▶ TASK PROMPT: List each line in which the string "Porphyrin" appears.

▶ RECORD EXTRACTS:
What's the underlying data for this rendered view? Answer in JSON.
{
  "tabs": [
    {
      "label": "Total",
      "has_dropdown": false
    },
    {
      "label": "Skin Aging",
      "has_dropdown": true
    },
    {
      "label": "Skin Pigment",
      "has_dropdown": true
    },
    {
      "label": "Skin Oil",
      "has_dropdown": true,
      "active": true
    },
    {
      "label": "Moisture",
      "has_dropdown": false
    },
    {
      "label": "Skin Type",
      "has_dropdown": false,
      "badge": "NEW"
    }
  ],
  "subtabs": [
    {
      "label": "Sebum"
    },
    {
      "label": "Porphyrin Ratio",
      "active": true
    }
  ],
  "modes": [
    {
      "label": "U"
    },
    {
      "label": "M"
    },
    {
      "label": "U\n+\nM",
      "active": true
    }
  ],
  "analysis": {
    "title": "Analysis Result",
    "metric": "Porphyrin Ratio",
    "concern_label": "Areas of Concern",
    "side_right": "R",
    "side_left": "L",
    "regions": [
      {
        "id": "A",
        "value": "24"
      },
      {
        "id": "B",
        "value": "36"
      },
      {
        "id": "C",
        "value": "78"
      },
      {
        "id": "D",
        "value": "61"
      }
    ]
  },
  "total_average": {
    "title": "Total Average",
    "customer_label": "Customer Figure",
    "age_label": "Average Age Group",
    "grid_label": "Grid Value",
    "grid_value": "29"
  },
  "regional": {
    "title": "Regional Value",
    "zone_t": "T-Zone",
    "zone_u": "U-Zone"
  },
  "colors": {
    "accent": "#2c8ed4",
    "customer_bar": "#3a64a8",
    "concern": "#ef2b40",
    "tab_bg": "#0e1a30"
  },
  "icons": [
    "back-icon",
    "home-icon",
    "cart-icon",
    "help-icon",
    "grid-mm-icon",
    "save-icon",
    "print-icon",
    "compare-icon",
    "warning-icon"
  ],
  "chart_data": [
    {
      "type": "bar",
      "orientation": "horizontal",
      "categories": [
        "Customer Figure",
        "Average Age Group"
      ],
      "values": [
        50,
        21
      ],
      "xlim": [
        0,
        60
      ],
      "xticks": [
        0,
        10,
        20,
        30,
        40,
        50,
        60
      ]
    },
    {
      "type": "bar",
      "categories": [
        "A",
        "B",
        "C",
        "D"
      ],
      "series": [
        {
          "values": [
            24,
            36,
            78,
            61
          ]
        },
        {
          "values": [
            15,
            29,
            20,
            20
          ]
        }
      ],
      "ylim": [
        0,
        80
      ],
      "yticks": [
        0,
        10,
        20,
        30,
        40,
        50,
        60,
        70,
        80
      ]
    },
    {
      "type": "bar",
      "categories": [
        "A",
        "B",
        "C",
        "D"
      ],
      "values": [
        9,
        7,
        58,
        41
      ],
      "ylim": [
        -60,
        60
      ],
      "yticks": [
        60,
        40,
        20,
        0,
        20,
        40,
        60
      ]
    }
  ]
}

▶ THE RESPONSE:
      "label": "Porphyrin Ratio",
    "metric": "Porphyrin Ratio",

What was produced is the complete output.